▶ **What you need to do**
Omit images. Retype all entries verbatim.

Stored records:
◇ ◇ ◇ ◇ ◇
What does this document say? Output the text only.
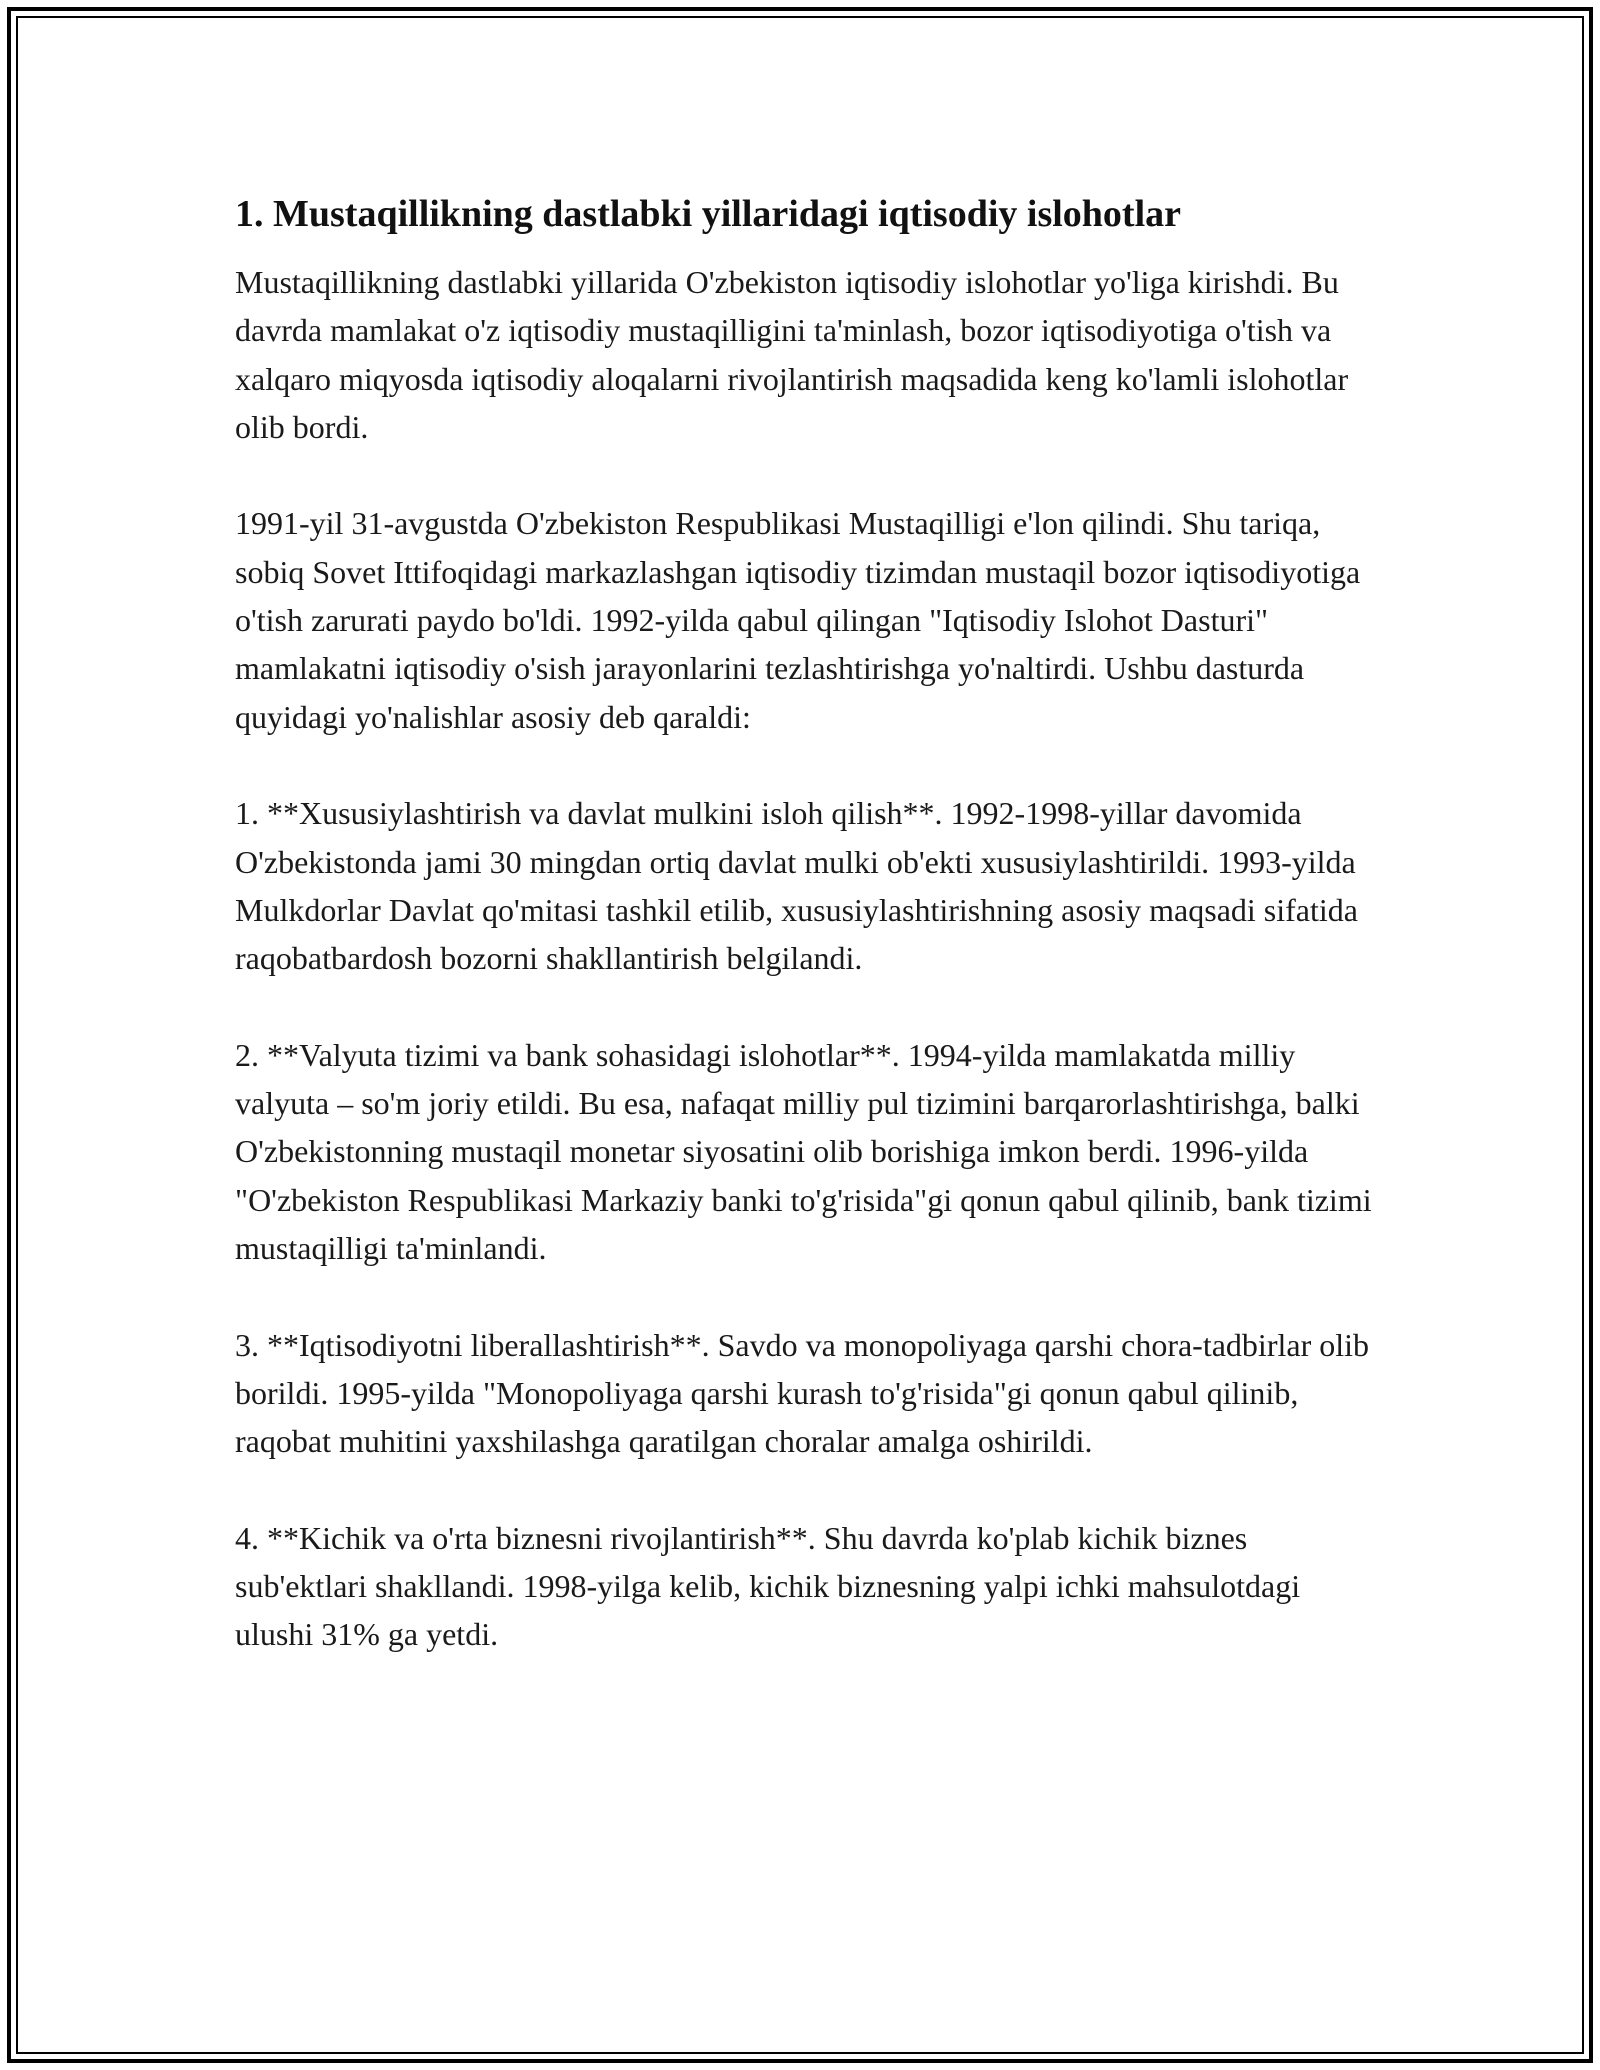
1. Mustaqillikning dastlabki yillaridagi iqtisodiy islohotlar

Mustaqillikning dastlabki yillarida O'zbekiston iqtisodiy islohotlar yo'liga kirishdi. Bu davrda mamlakat o'z iqtisodiy mustaqilligini ta'minlash, bozor iqtisodiyotiga o'tish va xalqaro miqyosda iqtisodiy aloqalarni rivojlantirish maqsadida keng ko'lamli islohotlar olib bordi.

1991-yil 31-avgustda O'zbekiston Respublikasi Mustaqilligi e'lon qilindi. Shu tariqa, sobiq Sovet Ittifoqidagi markazlashgan iqtisodiy tizimdan mustaqil bozor iqtisodiyotiga o'tish zarurati paydo bo'ldi. 1992-yilda qabul qilingan "Iqtisodiy Islohot Dasturi" mamlakatni iqtisodiy o'sish jarayonlarini tezlashtirishga yo'naltirdi. Ushbu dasturda quyidagi yo'nalishlar asosiy deb qaraldi:

1. **Xususiylashtirish va davlat mulkini isloh qilish**. 1992-1998-yillar davomida O'zbekistonda jami 30 mingdan ortiq davlat mulki ob'ekti xususiylashtirildi. 1993-yilda Mulkdorlar Davlat qo'mitasi tashkil etilib, xususiylashtirishning asosiy maqsadi sifatida raqobatbardosh bozorni shakllantirish belgilandi.

2. **Valyuta tizimi va bank sohasidagi islohotlar**. 1994-yilda mamlakatda milliy valyuta – so'm joriy etildi. Bu esa, nafaqat milliy pul tizimini barqarorlashtirishga, balki O'zbekistonning mustaqil monetar siyosatini olib borishiga imkon berdi. 1996-yilda "O'zbekiston Respublikasi Markaziy banki to'g'risida"gi qonun qabul qilinib, bank tizimi mustaqilligi ta'minlandi.

3. **Iqtisodiyotni liberallashtirish**. Savdo va monopoliyaga qarshi chora-tadbirlar olib borildi. 1995-yilda "Monopoliyaga qarshi kurash to'g'risida"gi qonun qabul qilinib, raqobat muhitini yaxshilashga qaratilgan choralar amalga oshirildi.

4. **Kichik va o'rta biznesni rivojlantirish**. Shu davrda ko'plab kichik biznes sub'ektlari shakllandi. 1998-yilga kelib, kichik biznesning yalpi ichki mahsulotdagi ulushi 31% ga yetdi.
◇ ◇ ◇ ◇ ◇
▶ **Written solution**
What does this document say? Output the text only.
1. Mustaqillikning dastlabki yillaridagi iqtisodiy islohotlar

Mustaqillikning dastlabki yillarida O'zbekiston iqtisodiy islohotlar yo'liga kirishdi. Bu davrda mamlakat o'z iqtisodiy mustaqilligini ta'minlash, bozor iqtisodiyotiga o'tish va xalqaro miqyosda iqtisodiy aloqalarni rivojlantirish maqsadida keng ko'lamli islohotlar olib bordi.

1991-yil 31-avgustda O'zbekiston Respublikasi Mustaqilligi e'lon qilindi. Shu tariqa, sobiq Sovet Ittifoqidagi markazlashgan iqtisodiy tizimdan mustaqil bozor iqtisodiyotiga o'tish zarurati paydo bo'ldi. 1992-yilda qabul qilingan "Iqtisodiy Islohot Dasturi" mamlakatni iqtisodiy o'sish jarayonlarini tezlashtirishga yo'naltirdi. Ushbu dasturda quyidagi yo'nalishlar asosiy deb qaraldi:

1. **Xususiylashtirish va davlat mulkini isloh qilish**. 1992-1998-yillar davomida O'zbekistonda jami 30 mingdan ortiq davlat mulki ob'ekti xususiylashtirildi. 1993-yilda Mulkdorlar Davlat qo'mitasi tashkil etilib, xususiylashtirishning asosiy maqsadi sifatida raqobatbardosh bozorni shakllantirish belgilandi.

2. **Valyuta tizimi va bank sohasidagi islohotlar**. 1994-yilda mamlakatda milliy valyuta – so'm joriy etildi. Bu esa, nafaqat milliy pul tizimini barqarorlashtirishga, balki O'zbekistonning mustaqil monetar siyosatini olib borishiga imkon berdi. 1996-yilda "O'zbekiston Respublikasi Markaziy banki to'g'risida"gi qonun qabul qilinib, bank tizimi mustaqilligi ta'minlandi.

3. **Iqtisodiyotni liberallashtirish**. Savdo va monopoliyaga qarshi chora-tadbirlar olib borildi. 1995-yilda "Monopoliyaga qarshi kurash to'g'risida"gi qonun qabul qilinib, raqobat muhitini yaxshilashga qaratilgan choralar amalga oshirildi.

4. **Kichik va o'rta biznesni rivojlantirish**. Shu davrda ko'plab kichik biznes sub'ektlari shakllandi. 1998-yilga kelib, kichik biznesning yalpi ichki mahsulotdagi ulushi 31% ga yetdi.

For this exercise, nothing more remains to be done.